--- Begin Given records ---

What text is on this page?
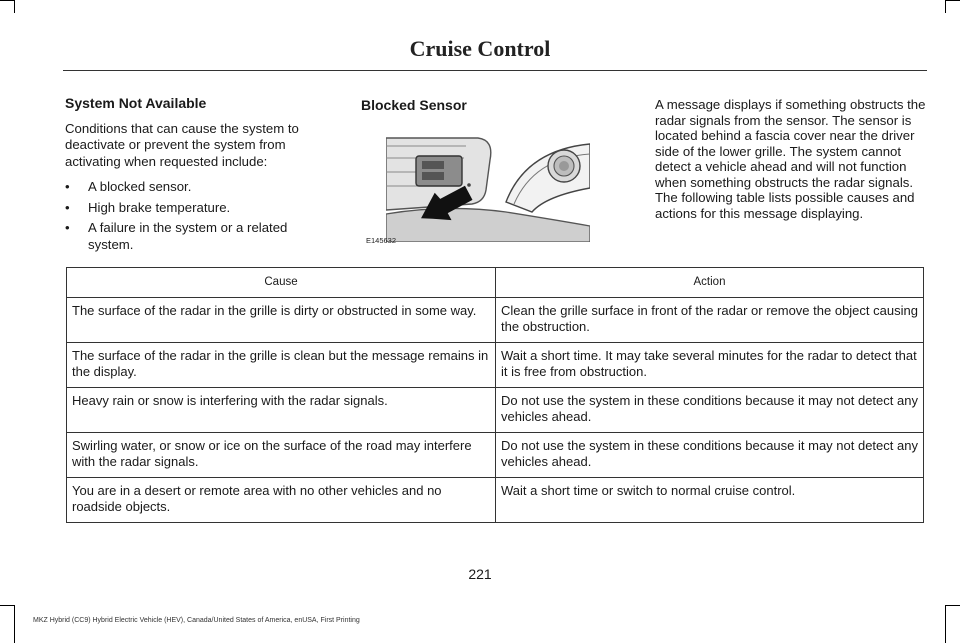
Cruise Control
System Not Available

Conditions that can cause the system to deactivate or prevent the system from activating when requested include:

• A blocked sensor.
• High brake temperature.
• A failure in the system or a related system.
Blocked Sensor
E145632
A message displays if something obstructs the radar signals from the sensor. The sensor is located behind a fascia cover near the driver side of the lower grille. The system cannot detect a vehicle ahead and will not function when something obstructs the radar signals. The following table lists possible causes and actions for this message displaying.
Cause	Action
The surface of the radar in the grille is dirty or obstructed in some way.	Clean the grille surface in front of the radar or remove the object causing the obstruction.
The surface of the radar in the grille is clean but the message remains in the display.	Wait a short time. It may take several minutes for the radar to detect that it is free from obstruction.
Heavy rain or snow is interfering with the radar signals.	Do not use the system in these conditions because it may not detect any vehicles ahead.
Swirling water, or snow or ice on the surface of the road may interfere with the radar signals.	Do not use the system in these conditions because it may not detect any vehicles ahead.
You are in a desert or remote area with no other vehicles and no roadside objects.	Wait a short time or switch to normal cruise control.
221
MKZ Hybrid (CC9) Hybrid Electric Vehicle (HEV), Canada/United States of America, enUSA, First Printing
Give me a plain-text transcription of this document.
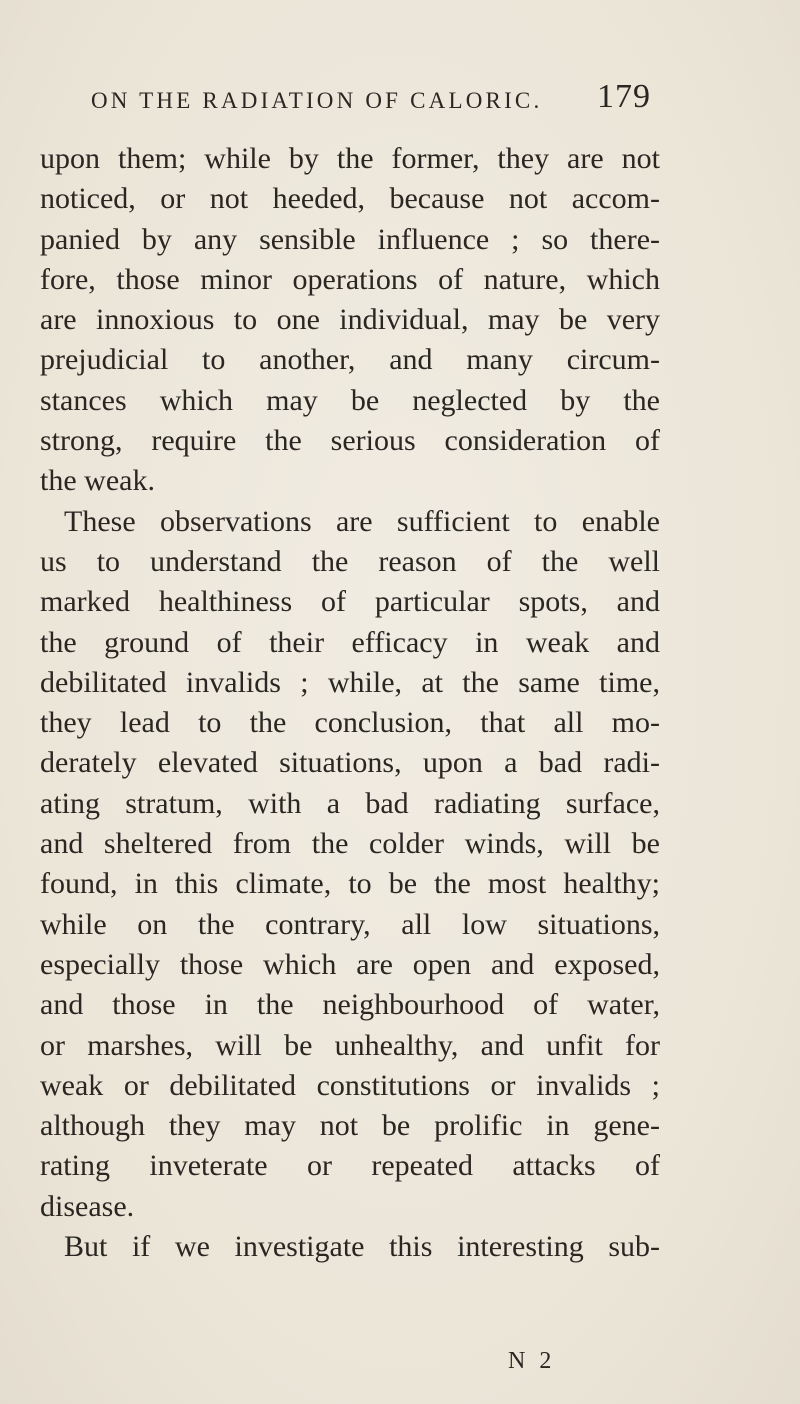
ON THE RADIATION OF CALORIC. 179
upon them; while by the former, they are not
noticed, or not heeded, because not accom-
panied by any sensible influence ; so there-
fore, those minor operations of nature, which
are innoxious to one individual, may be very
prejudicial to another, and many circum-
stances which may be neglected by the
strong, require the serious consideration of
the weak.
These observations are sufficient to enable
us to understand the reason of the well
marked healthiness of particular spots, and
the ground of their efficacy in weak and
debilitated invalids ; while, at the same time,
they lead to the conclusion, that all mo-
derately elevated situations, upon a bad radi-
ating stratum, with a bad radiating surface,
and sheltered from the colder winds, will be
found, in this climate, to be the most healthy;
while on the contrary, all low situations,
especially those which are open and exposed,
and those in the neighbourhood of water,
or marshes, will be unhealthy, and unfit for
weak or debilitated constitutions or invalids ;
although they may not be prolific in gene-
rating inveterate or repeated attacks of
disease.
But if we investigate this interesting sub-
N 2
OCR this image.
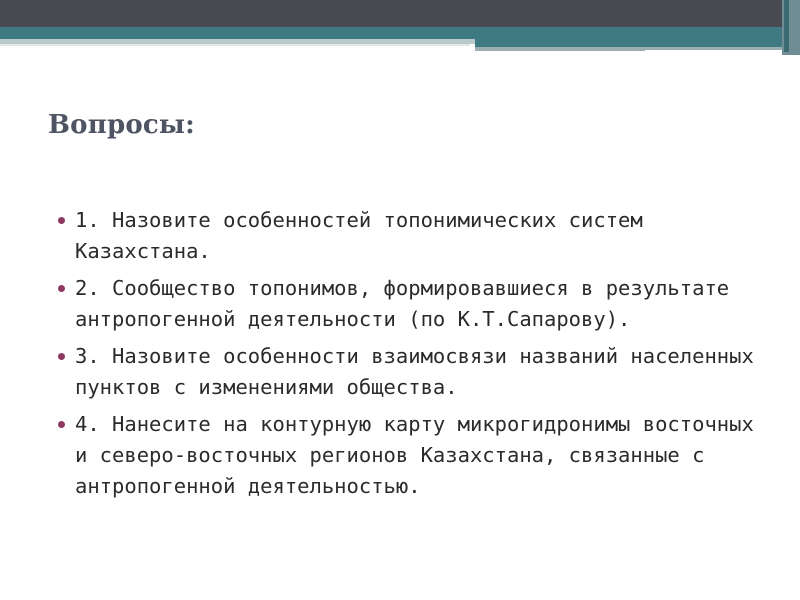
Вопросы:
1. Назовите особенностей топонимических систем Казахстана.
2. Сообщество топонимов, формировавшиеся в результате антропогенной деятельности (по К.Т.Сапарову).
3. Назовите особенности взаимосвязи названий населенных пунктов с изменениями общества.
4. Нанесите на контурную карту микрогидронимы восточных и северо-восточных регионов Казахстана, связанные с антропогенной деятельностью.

--- End Given records ---
--- Begin Given records ---

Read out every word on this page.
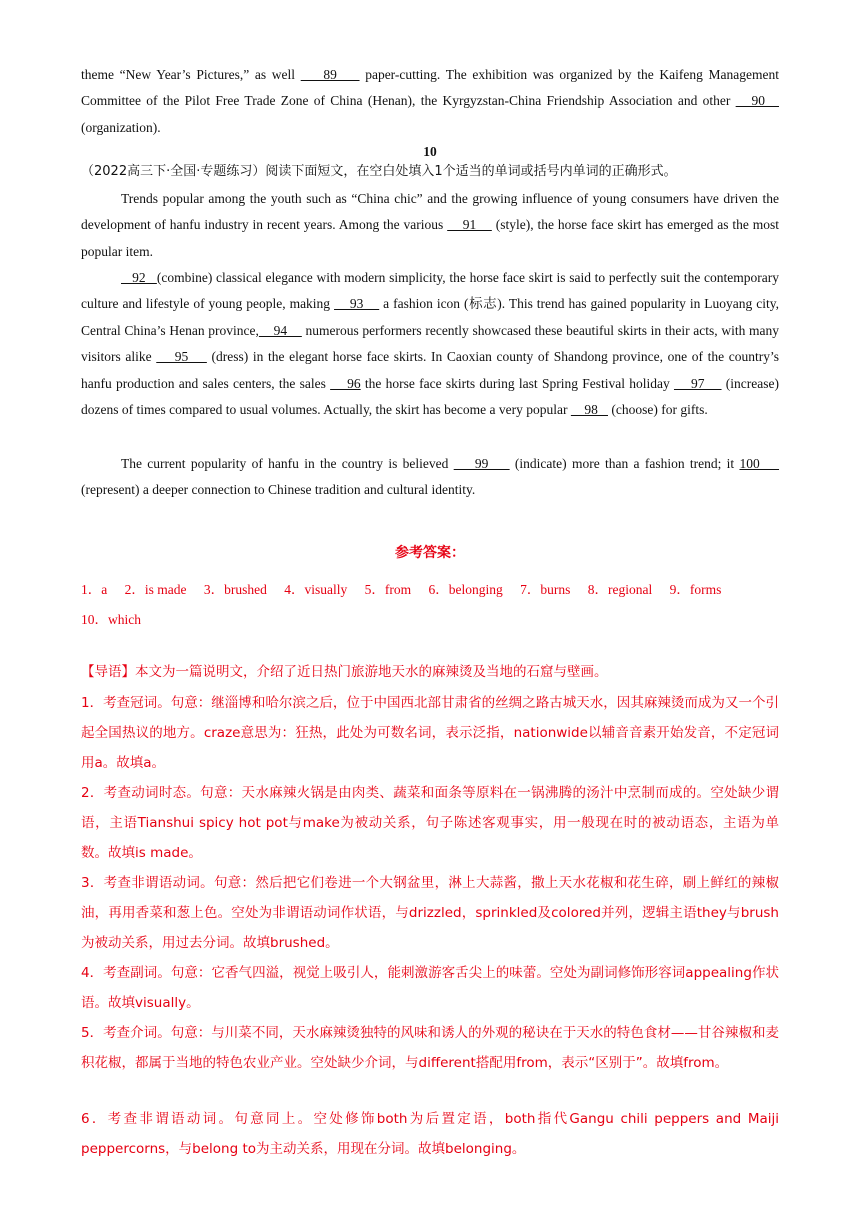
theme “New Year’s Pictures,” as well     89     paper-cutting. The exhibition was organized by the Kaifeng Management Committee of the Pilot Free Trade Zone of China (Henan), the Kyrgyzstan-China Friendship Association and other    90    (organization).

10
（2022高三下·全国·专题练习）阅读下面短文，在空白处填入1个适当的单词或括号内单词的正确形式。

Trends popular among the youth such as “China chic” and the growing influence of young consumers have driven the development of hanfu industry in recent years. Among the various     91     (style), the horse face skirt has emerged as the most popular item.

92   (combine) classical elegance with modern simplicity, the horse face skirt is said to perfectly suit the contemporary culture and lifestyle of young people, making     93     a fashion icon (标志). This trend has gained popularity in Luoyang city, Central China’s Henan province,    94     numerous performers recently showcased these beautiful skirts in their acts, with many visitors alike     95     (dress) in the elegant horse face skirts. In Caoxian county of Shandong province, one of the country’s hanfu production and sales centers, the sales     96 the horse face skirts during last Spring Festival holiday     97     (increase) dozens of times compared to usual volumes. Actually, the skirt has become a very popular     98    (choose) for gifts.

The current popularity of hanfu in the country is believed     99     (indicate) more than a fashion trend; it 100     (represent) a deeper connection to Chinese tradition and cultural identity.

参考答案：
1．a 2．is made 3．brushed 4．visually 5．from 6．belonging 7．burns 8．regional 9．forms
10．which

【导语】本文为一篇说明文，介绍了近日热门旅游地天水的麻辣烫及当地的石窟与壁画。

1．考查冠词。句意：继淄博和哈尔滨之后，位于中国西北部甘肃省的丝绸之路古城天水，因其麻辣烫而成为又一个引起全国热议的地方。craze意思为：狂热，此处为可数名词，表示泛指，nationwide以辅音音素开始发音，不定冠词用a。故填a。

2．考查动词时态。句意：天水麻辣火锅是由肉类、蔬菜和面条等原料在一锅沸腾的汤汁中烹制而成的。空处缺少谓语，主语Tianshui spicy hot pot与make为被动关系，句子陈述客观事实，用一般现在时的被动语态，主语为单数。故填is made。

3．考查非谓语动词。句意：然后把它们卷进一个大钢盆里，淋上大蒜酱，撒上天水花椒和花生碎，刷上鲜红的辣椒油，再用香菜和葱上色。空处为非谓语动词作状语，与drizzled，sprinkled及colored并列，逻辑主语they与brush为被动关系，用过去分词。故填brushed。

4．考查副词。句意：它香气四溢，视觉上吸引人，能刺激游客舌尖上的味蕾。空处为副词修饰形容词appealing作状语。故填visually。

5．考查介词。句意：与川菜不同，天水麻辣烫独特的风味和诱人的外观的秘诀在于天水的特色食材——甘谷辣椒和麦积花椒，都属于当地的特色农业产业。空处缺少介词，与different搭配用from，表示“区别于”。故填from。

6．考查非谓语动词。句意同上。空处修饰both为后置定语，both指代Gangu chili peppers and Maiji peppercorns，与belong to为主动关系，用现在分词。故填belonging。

--- End Given records ---

### Exercise details
Go through the material above and count the lines that contain "upon"; answer with the number alone.

### Finished task
2